54% said that the Phase II information provided by carriers that is supposed to show the caller’s location is “regularly” inaccurate. 

99% stated they supported the FCC’s proposed requirements for indoor location accuracy within two years

99% percent said the adoption of that rule was “critically” or “very” important for public safety in their communities

94% opposed waiting an additional three years to implement the rule as some carriers have proposed

“We had a tremendous response,” Barnett states. “Statistically this is very significant. You can see the passion.” The passion clearly comes out in the 200 personal stories. “Story after story after story,” he says. “Statistics are one thing. They have their own power. Then when you see how this applies to a mother with a young toddler choking or a woman who is being sexually assaulted at the time you can see the real human impact of not having the technology. There is no 9-1-1 professional who is overpaid. They are doing it because they believe it in. It is frustrating to listen to someone dying over the phone.”

Technology Exists

Many critics state the technology to meet the FCC mandate doesn’t exist but this is inaccurate. “The FCC did tests and it’s clear that there is more than one technology that is capable indoors,” Barnett states. He says it’s not about asking carriers to move away from GPS, but about asking them to use more technology. “Adding technology that will locate you no matter where you are,” he explains. Find Me 9-1-1 Coalition outlines numerous technologies that are currently operational. Three of these technologies participated in the CSRIC Test Bed: 

Advanced Forward Link Trilateration (AFLT)

  • A technology that computes location by measuring the time it takes multiple cell tower transmissions to reach the cell phone
  • Fully operational
  • Provided by Qualcomm

RF Pattern Matching

  • A technology that computes location by measuring the power levels received by the handset from multiple cell towers
  • Fully operational
  • Provided by Polaris Wireless

Terrestrial Beacon Transmitters

  • A technology that computes location by measuring the time it takes signals to arrive at the handset from multiple beacons
  • Fully operational
  • Developed by Progeny/NextNav

TruePosition, Inc. currently operates Uplink Time Difference of Arrival (U-TDOA) technology and is developing technology utilizing digital television signals to measure the time it takes multiple cell tower transmissions to reach the cell phone. TruePosition recently submitted comments to the FCC indicating their support for the mandate and reiterating technology already exists to accomplish the mandate’s goals. David McHoul reiterates this position, “TruePosition fully supports the FCC’s new initiative to improve the ability to locate 9-1-1 calls made from indoor environments.  TruePosition’s U-TDOA technology has enabled U.S. wireless carriers to comply with the FCC E9-1-1 accuracy requirements for more than 10 years, and TruePosition’s technology will meet the proposed accuracy guidelines within the required timeframe.” The collaboration between many of these companies increases confidence that these upgrades will not be cost prohibitive.

**Tasks for this exercise**
• A. In the article on locating indoor 9-1-1 calls, which company provides RF Pattern Matching?
• B. Pick up the article on locating indoor 9-1-1 calls after its last sentence and continue it.

**Entries supplied**
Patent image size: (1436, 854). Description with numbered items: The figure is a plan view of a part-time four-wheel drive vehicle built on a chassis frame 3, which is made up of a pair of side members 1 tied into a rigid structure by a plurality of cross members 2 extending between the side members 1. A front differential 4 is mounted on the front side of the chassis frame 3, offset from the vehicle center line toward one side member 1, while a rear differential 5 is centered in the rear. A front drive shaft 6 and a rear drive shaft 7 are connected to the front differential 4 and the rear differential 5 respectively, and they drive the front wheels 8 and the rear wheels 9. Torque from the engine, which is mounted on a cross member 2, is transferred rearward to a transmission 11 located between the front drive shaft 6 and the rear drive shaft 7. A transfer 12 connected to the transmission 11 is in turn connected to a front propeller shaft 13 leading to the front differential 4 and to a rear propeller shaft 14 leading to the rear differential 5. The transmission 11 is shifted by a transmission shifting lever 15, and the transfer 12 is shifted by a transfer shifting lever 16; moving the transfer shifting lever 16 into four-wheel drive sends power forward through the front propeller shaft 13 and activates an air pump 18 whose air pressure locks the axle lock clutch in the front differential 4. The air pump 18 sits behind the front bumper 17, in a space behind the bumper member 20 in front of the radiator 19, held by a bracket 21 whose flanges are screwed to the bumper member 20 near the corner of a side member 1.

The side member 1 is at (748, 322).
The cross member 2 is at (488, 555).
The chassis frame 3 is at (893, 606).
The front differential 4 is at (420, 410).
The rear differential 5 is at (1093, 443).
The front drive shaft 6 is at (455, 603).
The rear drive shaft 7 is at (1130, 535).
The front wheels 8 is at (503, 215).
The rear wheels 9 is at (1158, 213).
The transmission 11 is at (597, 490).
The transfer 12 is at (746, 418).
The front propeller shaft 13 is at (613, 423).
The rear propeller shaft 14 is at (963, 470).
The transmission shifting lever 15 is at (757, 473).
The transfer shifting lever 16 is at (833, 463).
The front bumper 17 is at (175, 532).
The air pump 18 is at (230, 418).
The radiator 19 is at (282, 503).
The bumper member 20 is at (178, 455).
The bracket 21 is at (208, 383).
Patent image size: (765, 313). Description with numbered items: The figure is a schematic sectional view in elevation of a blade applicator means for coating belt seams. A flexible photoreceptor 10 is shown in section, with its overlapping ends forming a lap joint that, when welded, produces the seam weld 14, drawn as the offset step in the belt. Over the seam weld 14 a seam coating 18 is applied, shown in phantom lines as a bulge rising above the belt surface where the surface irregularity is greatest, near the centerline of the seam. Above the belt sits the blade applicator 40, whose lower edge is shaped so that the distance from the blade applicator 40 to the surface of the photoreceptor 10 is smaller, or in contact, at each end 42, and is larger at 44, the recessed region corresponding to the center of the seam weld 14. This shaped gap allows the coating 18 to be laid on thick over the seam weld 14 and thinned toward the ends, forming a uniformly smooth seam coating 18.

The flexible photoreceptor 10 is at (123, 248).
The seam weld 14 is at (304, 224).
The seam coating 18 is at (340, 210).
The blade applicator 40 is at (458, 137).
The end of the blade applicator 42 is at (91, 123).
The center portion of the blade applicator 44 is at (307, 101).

**Answers**
• A. Polaris Wireless

• B.
“The public deserves better and our public safety dispatchers deserve better as well,” Crombach concludes. “Their goal is to help and the only way they can help is to send the right resources to the right location in a timely manner. The public needs to be aware. I don’t like scare tactics. The sky is not falling. The world is not ending but location accuracy is incredibly important if we are going to send public safety help to people in need. We can’t send the first resource until we know where the situation is occurring and that is challenging in a wireless world.” Although comments to the FCC on the new mandate close May 12th, NENA CEO Brian Fontes recommends public safety professions keep working. “I encourage communities to place priority on 9-1-1,” he states. “It is the first link to get services to an individual in a time of need.” He reminds it is critical that communities, local, state and county government invest in state of the art 9-1-1 technology and keep their people trained. This, along with the FCC mandates and improved indoor location technology will save lives. “There are so many problems that we can’t do anything about,” concludes Barnett. “This one we can.”